* _Exercise brief_:
From the text below about the asteroid Mason–Dixon, list every orbital property given a numerical value, along with that value.

* _Supplied text_:
----
Mason–Dixon is a core member of the Koronis family (605), a very large asteroid family of almost 6,000 known asteroids with nearly co-planar ecliptical orbits. It orbits the Sun in the outer main-belt at a distance of 2.8–3.1 AU once every 5 years (1,825 days; semi-major axis of 2.92 AU). Its orbit has an eccentricity of 0.04 and an inclination of 2° with respect to the ecliptic.

The body was first observed at Heidelberg Observatory in February 1922. Its observation arc begins with a precovery taken at Palomar Observatory in July 1954. On 1 February 1907, Mason–Dixon made a close approach to one of the larger asteroids, 52 Europa. At its closest, it passed Europa within 1.1 million kilometers.

== Naming ==

This minor planet was named by the discoverer in memory of English astronomers Charles Mason (1728–1786) and Jeremiah Dixon (1733–1779), who observed the 1761 transit of Venus from the Cape of Good Hope. Between 1763 and 1767 they surveyed the so-called Mason–Dixon line, the boundary between the US States of Pennsylvania and Maryland. The official was published by the Minor Planet Center on 22 June 1986 (M.P.C. 10847).
----
* _Information given_:
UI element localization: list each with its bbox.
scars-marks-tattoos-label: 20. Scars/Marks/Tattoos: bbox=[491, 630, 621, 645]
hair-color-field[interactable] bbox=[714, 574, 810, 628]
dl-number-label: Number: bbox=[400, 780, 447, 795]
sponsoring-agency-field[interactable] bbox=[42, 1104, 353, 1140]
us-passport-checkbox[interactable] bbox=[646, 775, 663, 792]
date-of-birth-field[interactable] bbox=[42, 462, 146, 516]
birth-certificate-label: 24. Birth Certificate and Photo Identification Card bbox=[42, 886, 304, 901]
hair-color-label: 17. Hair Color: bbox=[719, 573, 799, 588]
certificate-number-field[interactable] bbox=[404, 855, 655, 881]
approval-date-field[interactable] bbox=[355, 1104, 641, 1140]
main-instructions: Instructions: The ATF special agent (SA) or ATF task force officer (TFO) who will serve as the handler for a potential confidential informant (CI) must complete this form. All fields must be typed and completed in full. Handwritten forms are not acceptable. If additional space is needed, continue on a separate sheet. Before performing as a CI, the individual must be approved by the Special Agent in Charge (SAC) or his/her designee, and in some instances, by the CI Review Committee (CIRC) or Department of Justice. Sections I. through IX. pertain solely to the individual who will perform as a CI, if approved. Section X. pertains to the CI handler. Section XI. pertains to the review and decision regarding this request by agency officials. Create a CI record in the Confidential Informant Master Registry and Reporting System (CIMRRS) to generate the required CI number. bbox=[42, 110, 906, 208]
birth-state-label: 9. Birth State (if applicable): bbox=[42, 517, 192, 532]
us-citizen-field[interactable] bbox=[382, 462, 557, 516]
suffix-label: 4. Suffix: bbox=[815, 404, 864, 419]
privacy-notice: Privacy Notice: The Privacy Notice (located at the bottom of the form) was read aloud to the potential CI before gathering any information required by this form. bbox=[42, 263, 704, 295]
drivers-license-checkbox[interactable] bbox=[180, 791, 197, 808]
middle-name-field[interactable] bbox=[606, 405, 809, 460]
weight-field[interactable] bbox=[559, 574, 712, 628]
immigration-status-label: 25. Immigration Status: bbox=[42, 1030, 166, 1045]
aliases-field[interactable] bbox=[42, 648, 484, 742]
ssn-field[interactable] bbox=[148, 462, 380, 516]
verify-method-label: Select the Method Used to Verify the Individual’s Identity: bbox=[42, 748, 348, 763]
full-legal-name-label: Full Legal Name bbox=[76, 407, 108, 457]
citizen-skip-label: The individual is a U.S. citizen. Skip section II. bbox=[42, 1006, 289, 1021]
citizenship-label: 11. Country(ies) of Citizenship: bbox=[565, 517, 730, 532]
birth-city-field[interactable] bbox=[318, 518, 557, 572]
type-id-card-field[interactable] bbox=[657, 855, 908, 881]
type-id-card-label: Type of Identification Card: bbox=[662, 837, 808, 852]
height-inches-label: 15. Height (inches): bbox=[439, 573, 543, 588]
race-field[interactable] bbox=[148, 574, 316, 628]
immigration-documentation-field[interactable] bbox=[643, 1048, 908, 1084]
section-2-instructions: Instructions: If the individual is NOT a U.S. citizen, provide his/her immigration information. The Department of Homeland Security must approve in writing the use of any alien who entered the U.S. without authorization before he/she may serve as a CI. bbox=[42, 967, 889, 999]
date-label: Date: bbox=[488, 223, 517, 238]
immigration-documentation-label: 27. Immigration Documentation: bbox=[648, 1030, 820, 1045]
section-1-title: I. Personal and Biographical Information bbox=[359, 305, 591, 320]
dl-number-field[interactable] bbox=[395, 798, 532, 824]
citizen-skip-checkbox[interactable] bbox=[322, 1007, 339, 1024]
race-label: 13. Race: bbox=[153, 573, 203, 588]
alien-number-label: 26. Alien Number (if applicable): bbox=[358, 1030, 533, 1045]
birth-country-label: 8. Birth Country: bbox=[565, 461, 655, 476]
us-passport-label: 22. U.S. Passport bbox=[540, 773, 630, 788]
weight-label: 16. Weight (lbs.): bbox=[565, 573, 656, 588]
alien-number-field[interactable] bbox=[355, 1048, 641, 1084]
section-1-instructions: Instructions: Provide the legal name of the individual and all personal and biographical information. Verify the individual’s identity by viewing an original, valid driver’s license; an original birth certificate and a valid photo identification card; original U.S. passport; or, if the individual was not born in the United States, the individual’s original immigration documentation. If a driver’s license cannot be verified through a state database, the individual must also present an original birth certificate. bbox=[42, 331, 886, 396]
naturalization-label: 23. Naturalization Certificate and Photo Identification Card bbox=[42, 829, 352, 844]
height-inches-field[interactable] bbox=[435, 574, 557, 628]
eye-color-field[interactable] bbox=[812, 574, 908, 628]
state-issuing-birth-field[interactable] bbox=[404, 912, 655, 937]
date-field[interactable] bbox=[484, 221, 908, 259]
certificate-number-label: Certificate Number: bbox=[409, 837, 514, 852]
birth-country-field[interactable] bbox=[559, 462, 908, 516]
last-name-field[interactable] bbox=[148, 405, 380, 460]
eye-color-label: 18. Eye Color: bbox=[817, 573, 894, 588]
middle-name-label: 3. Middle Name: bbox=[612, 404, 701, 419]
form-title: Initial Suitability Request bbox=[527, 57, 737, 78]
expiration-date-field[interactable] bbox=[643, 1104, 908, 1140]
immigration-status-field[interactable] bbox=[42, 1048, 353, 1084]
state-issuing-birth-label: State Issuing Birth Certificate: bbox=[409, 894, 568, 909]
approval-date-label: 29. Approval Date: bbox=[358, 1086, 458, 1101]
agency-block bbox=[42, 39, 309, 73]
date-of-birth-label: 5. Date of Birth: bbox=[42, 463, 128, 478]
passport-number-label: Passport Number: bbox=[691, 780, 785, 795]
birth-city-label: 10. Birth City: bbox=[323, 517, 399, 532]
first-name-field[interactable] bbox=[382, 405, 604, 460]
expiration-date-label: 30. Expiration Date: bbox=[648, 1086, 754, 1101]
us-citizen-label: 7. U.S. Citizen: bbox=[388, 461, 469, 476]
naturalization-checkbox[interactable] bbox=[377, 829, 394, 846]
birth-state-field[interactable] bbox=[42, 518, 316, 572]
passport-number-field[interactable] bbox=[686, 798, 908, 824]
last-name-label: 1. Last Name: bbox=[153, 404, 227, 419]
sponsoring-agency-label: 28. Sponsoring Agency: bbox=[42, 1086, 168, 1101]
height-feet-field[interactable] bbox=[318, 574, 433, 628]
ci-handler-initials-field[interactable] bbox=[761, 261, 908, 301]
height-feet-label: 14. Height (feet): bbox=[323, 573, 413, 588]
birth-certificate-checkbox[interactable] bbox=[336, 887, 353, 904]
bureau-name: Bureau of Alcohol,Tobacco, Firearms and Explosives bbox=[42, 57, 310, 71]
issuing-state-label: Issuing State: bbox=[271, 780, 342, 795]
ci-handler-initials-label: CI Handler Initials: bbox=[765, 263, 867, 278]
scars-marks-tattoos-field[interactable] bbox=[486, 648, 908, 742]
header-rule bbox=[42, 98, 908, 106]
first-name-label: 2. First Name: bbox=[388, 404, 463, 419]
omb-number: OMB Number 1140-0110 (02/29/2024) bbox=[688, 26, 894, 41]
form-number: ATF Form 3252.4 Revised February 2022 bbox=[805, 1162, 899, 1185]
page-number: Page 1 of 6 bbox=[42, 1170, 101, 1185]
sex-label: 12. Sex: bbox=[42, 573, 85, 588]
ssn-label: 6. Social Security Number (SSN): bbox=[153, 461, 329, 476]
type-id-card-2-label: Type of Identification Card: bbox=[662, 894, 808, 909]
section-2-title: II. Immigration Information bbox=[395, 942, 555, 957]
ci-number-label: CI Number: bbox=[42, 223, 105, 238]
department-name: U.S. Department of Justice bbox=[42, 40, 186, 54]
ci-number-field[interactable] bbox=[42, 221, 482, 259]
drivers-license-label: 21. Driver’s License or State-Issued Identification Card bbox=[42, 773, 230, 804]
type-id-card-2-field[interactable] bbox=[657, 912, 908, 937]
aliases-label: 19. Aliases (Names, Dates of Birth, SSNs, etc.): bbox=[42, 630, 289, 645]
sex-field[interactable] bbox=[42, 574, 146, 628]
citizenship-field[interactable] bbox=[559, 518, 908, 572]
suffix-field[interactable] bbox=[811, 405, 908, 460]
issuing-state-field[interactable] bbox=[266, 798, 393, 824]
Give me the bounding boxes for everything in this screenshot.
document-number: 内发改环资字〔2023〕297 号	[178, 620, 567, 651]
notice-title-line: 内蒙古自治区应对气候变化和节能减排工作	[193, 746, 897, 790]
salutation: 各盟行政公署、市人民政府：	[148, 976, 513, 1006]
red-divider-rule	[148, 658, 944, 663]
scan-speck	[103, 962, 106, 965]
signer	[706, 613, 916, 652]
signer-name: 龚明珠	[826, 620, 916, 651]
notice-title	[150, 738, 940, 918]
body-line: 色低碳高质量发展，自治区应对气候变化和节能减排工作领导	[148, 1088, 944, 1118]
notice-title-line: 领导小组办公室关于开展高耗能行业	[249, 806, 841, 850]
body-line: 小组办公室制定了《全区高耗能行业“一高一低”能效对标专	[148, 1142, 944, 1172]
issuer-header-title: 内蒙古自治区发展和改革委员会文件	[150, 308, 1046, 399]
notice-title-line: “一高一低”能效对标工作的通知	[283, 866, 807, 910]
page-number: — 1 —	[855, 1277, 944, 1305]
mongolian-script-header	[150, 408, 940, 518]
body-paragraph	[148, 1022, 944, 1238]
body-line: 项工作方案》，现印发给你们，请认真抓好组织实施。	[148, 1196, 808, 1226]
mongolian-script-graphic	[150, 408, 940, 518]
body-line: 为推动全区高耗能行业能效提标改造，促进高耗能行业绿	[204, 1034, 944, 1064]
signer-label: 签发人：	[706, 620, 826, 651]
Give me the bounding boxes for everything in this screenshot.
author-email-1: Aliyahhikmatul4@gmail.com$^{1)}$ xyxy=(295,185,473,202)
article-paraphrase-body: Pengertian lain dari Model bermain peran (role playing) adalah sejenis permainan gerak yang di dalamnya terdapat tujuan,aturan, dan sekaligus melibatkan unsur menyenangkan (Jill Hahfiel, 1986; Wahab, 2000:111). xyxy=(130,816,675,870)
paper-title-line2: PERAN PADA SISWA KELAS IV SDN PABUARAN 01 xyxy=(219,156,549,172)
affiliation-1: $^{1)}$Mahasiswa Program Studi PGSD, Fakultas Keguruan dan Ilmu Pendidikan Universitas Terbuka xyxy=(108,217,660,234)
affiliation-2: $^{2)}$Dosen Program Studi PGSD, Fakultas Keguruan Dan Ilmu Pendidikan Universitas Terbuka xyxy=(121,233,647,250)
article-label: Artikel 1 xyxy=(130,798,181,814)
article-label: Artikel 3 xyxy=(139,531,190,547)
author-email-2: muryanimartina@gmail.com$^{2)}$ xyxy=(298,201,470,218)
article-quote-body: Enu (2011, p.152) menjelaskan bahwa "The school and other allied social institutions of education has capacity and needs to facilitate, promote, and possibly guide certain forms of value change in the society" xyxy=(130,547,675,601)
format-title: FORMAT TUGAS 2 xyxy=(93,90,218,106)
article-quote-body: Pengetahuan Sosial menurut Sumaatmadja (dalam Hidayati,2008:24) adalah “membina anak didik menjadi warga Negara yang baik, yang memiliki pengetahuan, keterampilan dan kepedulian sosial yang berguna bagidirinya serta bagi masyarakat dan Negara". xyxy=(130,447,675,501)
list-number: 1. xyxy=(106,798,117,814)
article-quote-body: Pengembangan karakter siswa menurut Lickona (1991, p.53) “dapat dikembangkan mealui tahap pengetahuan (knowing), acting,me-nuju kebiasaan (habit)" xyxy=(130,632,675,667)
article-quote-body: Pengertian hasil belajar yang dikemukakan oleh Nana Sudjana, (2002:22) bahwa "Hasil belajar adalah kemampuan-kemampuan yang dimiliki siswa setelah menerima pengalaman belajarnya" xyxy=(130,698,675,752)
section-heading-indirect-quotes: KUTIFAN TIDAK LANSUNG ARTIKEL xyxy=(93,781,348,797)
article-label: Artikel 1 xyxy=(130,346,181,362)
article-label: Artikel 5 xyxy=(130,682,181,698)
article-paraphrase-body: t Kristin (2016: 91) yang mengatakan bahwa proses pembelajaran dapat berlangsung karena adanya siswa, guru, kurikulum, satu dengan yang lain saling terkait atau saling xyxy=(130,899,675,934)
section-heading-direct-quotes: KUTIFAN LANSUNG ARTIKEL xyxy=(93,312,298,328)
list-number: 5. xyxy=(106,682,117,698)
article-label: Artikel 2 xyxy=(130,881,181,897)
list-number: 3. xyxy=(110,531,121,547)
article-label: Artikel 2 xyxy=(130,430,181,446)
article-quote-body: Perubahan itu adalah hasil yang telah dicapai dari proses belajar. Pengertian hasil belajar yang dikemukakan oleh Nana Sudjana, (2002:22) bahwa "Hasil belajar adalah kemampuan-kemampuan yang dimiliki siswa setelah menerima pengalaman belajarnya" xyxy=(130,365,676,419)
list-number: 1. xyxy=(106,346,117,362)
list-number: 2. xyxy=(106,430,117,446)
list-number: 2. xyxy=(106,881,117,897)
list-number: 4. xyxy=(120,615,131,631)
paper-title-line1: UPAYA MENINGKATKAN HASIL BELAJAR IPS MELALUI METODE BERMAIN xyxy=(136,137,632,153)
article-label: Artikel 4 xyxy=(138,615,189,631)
----
* _Answer area_:
- Distance from the Sun: 2.8–3.1 AU
- Orbital period: 5 years (1,825 days)
- Semi-major axis: 2.92 AU
- Eccentricity: 0.04
- Inclination with respect to the ecliptic: 2°